- [Problem description]: Transcribe every line exactly and omit anything that is a picture.

[Figure record listings]
==============================
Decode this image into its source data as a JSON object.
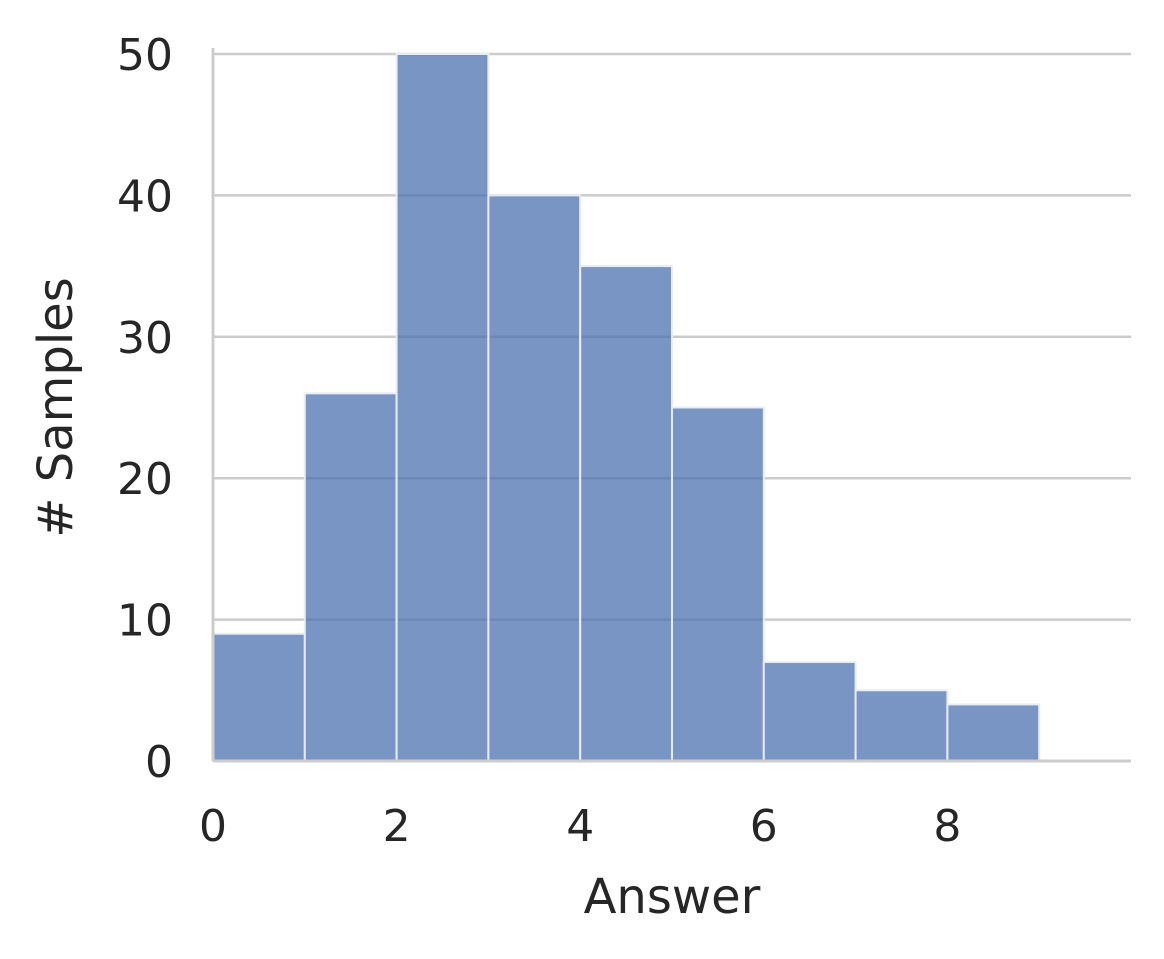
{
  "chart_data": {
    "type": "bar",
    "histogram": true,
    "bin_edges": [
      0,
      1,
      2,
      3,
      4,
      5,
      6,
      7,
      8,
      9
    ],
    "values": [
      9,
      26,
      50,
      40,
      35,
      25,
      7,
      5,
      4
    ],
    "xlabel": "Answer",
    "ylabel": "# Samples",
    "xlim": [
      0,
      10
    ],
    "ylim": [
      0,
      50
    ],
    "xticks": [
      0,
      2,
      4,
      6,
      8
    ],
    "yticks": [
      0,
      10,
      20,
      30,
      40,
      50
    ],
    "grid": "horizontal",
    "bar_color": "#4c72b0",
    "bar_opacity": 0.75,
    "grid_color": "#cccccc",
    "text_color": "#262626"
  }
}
==============================
- [Written solution]:
Decode this image into its source data as a JSON object.
{
  "chart_data": {
    "type": "bar",
    "histogram": true,
    "bin_edges": [
      0,
      1,
      2,
      3,
      4,
      5,
      6,
      7,
      8,
      9
    ],
    "values": [
      9,
      26,
      50,
      40,
      35,
      25,
      7,
      5,
      4
    ],
    "xlabel": "Answer",
    "ylabel": "# Samples",
    "xlim": [
      0,
      10
    ],
    "ylim": [
      0,
      50
    ],
    "xticks": [
      0,
      2,
      4,
      6,
      8
    ],
    "yticks": [
      0,
      10,
      20,
      30,
      40,
      50
    ],
    "grid": "horizontal",
    "bar_color": "#4c72b0",
    "bar_opacity": 0.75,
    "grid_color": "#cccccc",
    "text_color": "#262626"
  }
}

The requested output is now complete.